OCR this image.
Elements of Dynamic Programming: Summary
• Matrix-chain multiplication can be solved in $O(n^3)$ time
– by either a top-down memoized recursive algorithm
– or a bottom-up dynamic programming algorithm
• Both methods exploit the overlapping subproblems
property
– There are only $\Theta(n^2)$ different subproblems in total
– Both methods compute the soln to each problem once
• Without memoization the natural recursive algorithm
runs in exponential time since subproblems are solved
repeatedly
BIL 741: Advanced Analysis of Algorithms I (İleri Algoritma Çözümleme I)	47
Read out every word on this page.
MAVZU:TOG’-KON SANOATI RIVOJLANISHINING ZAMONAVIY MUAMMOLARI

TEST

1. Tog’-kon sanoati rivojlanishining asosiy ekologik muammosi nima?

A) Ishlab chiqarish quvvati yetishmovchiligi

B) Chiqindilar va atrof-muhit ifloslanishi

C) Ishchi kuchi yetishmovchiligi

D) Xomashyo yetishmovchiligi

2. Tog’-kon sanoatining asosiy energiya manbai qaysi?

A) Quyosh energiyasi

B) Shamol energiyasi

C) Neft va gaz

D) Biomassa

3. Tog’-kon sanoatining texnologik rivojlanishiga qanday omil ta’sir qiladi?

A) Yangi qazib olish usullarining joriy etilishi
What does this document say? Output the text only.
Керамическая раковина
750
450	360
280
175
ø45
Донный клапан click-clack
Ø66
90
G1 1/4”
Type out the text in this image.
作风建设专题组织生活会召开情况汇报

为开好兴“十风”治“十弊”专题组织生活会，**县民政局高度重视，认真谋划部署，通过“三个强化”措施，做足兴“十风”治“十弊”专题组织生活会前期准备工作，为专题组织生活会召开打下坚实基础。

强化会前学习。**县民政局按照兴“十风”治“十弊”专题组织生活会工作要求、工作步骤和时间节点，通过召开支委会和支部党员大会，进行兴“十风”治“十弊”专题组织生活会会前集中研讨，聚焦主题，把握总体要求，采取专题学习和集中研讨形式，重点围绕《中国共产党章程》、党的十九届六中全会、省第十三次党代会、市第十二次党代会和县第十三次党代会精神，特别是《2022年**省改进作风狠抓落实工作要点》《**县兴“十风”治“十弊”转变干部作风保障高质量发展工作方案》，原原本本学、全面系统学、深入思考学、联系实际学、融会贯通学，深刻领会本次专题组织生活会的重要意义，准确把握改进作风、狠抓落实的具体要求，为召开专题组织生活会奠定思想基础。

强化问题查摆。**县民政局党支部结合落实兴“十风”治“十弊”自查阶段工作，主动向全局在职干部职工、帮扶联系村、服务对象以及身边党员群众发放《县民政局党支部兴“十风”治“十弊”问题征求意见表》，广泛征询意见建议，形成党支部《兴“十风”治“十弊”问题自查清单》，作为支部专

------

Retype exactly, please, each line from the line that contains "Type out the text in this image." through the last line of the entries above, with nothing added.

Type out the text in this image.
作风建设专题组织生活会召开情况汇报

为开好兴“十风”治“十弊”专题组织生活会，**县民政局高度重视，认真谋划部署，通过“三个强化”措施，做足兴“十风”治“十弊”专题组织生活会前期准备工作，为专题组织生活会召开打下坚实基础。

强化会前学习。**县民政局按照兴“十风”治“十弊”专题组织生活会工作要求、工作步骤和时间节点，通过召开支委会和支部党员大会，进行兴“十风”治“十弊”专题组织生活会会前集中研讨，聚焦主题，把握总体要求，采取专题学习和集中研讨形式，重点围绕《中国共产党章程》、党的十九届六中全会、省第十三次党代会、市第十二次党代会和县第十三次党代会精神，特别是《2022年**省改进作风狠抓落实工作要点》《**县兴“十风”治“十弊”转变干部作风保障高质量发展工作方案》，原原本本学、全面系统学、深入思考学、联系实际学、融会贯通学，深刻领会本次专题组织生活会的重要意义，准确把握改进作风、狠抓落实的具体要求，为召开专题组织生活会奠定思想基础。

强化问题查摆。**县民政局党支部结合落实兴“十风”治“十弊”自查阶段工作，主动向全局在职干部职工、帮扶联系村、服务对象以及身边党员群众发放《县民政局党支部兴“十风”治“十弊”问题征求意见表》，广泛征询意见建议，形成党支部《兴“十风”治“十弊”问题自查清单》，作为支部专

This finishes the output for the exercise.